In the farewell to Evan "Curly" Hultman, how old was he when he died?

--- Text shown ---
---

This reporter's farewell to a Waterloo icon
Evan "Curly" Hultman, WWII veteran, Army general, Iowa attorney general and U.S district attorney, is laid to rest.
U.S. Army Reserve Maj. Gen. Evan “Curly” Hultman, former Iowa attorney general and U.S. attorney for the northern district of Iowa, passed away Feb. 16 at age 99, five months shy of his 100th birthday. I was asked to speak at his funeral. This is what I said.
II Timothy 4: 6-7
“…the time for my departure is near. I have fought the good fight, I have finished the race, I have kept the faith. “
That passage from St. Paul’s second letter to Timothy in the New Testament is entirely appropriate for Evan “Curly” Hultman – as a soldier, as an old track athlete and as a man of boundless faith and optimism in any of his fields of endeavor, including politics, the law and the military.
Some might wonder why Curly and his family would have a journalist speaking at his funeral. I wondered that a bit too. But it's obvious. I met the height requirement. We saw eye to eye – literally. Curly was five bucks and change in physical stature – but he had a million-dollar personality, and character and integrity as deep and vast as the oceans and continents he traversed in his life’s work. But he was always totally centered on home and family. You were as comfortable with him as with a friendly next door neighbor. Because that’s what he was. He was a neighbor and a friend and a leading ambassador of “Iowa nice” to all the world.

---

--- Source excerpt ---
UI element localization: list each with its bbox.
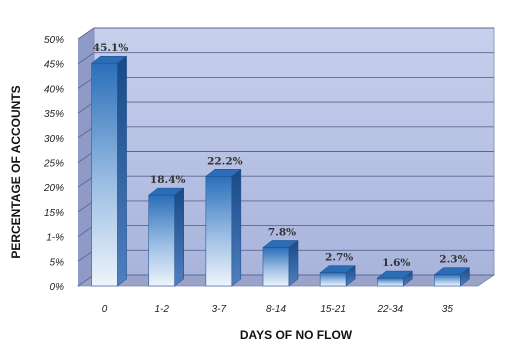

---

--- Response below ---
He was 99, five months short of his 100th birthday.